• PROBLEM TO WORK ON: Would you transcribe the listing that follows, character for character, and omit its images?

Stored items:
================================

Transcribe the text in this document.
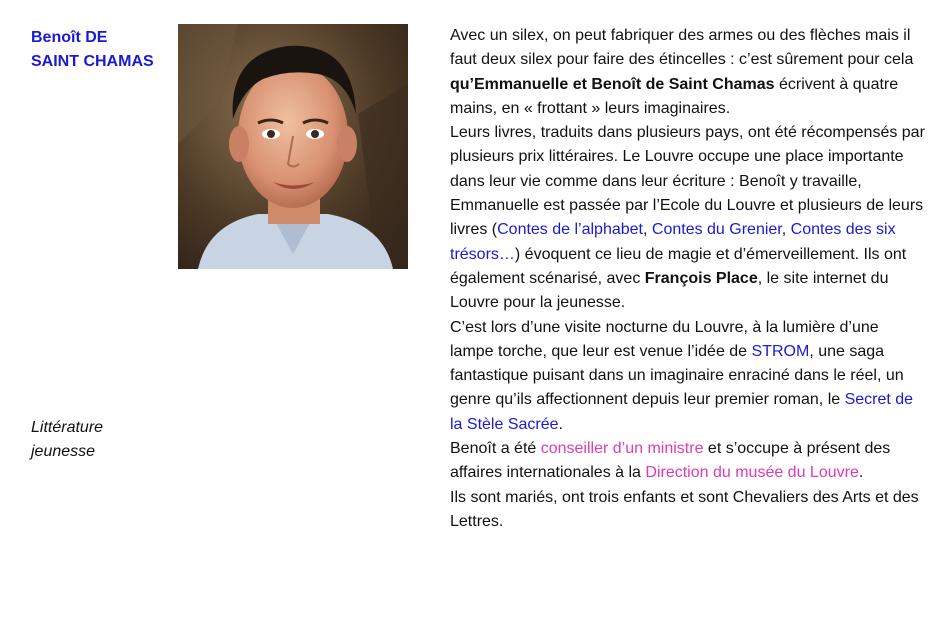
Benoît DE
SAINT CHAMAS
Littérature
jeunesse

Avec un silex, on peut fabriquer des armes ou des flèches mais il faut deux silex pour faire des étincelles : c’est sûrement pour cela qu’Emmanuelle et Benoît de Saint Chamas écrivent à quatre mains, en « frottant » leurs imaginaires.

Leurs livres, traduits dans plusieurs pays, ont été récompensés par plusieurs prix littéraires. Le Louvre occupe une place importante dans leur vie comme dans leur écriture : Benoît y travaille, Emmanuelle est passée par l’Ecole du Louvre et plusieurs de leurs livres (Contes de l’alphabet, Contes du Grenier, Contes des six trésors…) évoquent ce lieu de magie et d’émerveillement. Ils ont également scénarisé, avec François Place, le site internet du Louvre pour la jeunesse.

C’est lors d’une visite nocturne du Louvre, à la lumière d’une lampe torche, que leur est venue l’idée de STROM, une saga fantastique puisant dans un imaginaire enraciné dans le réel, un genre qu’ils affectionnent depuis leur premier roman, le Secret de la Stèle Sacrée.

Benoît a été conseiller d’un ministre et s’occupe à présent des affaires internationales à la Direction du musée du Louvre.

Ils sont mariés, ont trois enfants et sont Chevaliers des Arts et des Lettres.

================================

• FULL ANSWER:
Transcribe the text in this document.
Benoît DE
SAINT CHAMAS
Littérature
jeunesse

Avec un silex, on peut fabriquer des armes ou des flèches mais il faut deux silex pour faire des étincelles : c’est sûrement pour cela qu’Emmanuelle et Benoît de Saint Chamas écrivent à quatre mains, en « frottant » leurs imaginaires.

Leurs livres, traduits dans plusieurs pays, ont été récompensés par plusieurs prix littéraires. Le Louvre occupe une place importante dans leur vie comme dans leur écriture : Benoît y travaille, Emmanuelle est passée par l’Ecole du Louvre et plusieurs de leurs livres (Contes de l’alphabet, Contes du Grenier, Contes des six trésors…) évoquent ce lieu de magie et d’émerveillement. Ils ont également scénarisé, avec François Place, le site internet du Louvre pour la jeunesse.

C’est lors d’une visite nocturne du Louvre, à la lumière d’une lampe torche, que leur est venue l’idée de STROM, une saga fantastique puisant dans un imaginaire enraciné dans le réel, un genre qu’ils affectionnent depuis leur premier roman, le Secret de la Stèle Sacrée.

Benoît a été conseiller d’un ministre et s’occupe à présent des affaires internationales à la Direction du musée du Louvre.

Ils sont mariés, ont trois enfants et sont Chevaliers des Arts et des Lettres.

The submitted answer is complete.